BEGIN Material supplied
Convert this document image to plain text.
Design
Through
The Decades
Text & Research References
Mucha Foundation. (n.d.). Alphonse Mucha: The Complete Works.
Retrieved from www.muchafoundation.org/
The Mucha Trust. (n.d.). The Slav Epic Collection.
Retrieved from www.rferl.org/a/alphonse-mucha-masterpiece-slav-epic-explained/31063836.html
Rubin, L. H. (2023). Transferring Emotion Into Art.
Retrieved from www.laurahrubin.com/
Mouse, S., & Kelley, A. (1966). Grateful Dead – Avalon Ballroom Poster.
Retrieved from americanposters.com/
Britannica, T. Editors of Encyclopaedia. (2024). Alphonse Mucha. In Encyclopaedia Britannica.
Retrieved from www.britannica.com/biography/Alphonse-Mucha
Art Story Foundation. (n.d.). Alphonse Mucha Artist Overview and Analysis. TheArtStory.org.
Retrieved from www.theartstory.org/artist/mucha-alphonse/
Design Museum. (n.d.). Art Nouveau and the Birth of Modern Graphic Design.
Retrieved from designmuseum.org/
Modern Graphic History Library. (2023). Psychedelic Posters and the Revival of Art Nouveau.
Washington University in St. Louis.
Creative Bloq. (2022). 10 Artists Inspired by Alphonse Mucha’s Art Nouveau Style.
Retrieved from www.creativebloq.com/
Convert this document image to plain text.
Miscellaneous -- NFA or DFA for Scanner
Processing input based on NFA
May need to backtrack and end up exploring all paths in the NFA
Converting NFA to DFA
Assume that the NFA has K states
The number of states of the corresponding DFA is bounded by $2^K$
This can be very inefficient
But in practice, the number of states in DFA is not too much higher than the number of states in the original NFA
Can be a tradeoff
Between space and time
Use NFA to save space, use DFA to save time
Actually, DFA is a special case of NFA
END Material supplied
→ **Written task**
Check each line of the data above for the word "Modern" and say how many lines contain it, giving nothing besides the number.

→ **Exercise answer**
2